(Problem requirements): Write each record again exactly as it stands.

(Materials provided):
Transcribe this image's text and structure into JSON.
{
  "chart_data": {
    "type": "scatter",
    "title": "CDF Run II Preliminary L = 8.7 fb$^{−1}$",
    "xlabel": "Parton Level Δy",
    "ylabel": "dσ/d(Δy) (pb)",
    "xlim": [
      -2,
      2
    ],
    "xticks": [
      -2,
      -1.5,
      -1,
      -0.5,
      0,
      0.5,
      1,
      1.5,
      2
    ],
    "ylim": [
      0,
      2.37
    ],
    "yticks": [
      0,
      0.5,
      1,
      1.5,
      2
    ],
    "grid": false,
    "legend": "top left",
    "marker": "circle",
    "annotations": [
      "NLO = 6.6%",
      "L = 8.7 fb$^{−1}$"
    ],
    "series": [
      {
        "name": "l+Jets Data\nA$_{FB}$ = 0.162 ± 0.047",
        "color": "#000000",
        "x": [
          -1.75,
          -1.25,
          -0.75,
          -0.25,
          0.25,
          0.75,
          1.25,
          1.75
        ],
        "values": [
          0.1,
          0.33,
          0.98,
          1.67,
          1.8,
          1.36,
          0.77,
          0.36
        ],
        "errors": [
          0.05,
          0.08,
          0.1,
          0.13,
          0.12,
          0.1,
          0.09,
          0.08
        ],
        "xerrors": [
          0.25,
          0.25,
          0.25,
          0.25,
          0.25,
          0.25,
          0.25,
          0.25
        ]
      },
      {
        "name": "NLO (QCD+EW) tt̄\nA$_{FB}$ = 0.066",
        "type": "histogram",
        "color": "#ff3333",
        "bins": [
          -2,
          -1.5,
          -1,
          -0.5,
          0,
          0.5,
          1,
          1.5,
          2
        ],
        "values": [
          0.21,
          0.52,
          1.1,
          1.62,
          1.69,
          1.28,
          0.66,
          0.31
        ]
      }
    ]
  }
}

(Result below):
Transcribe this image's text and structure into JSON.
{
  "chart_data": {
    "type": "scatter",
    "title": "CDF Run II Preliminary L = 8.7 fb$^{−1}$",
    "xlabel": "Parton Level Δy",
    "ylabel": "dσ/d(Δy) (pb)",
    "xlim": [
      -2,
      2
    ],
    "xticks": [
      -2,
      -1.5,
      -1,
      -0.5,
      0,
      0.5,
      1,
      1.5,
      2
    ],
    "ylim": [
      0,
      2.37
    ],
    "yticks": [
      0,
      0.5,
      1,
      1.5,
      2
    ],
    "grid": false,
    "legend": "top left",
    "marker": "circle",
    "annotations": [
      "NLO = 6.6%",
      "L = 8.7 fb$^{−1}$"
    ],
    "series": [
      {
        "name": "l+Jets Data\nA$_{FB}$ = 0.162 ± 0.047",
        "color": "#000000",
        "x": [
          -1.75,
          -1.25,
          -0.75,
          -0.25,
          0.25,
          0.75,
          1.25,
          1.75
        ],
        "values": [
          0.1,
          0.33,
          0.98,
          1.67,
          1.8,
          1.36,
          0.77,
          0.36
        ],
        "errors": [
          0.05,
          0.08,
          0.1,
          0.13,
          0.12,
          0.1,
          0.09,
          0.08
        ],
        "xerrors": [
          0.25,
          0.25,
          0.25,
          0.25,
          0.25,
          0.25,
          0.25,
          0.25
        ]
      },
      {
        "name": "NLO (QCD+EW) tt̄\nA$_{FB}$ = 0.066",
        "type": "histogram",
        "color": "#ff3333",
        "bins": [
          -2,
          -1.5,
          -1,
          -0.5,
          0,
          0.5,
          1,
          1.5,
          2
        ],
        "values": [
          0.21,
          0.52,
          1.1,
          1.62,
          1.69,
          1.28,
          0.66,
          0.31
        ]
      }
    ]
  }
}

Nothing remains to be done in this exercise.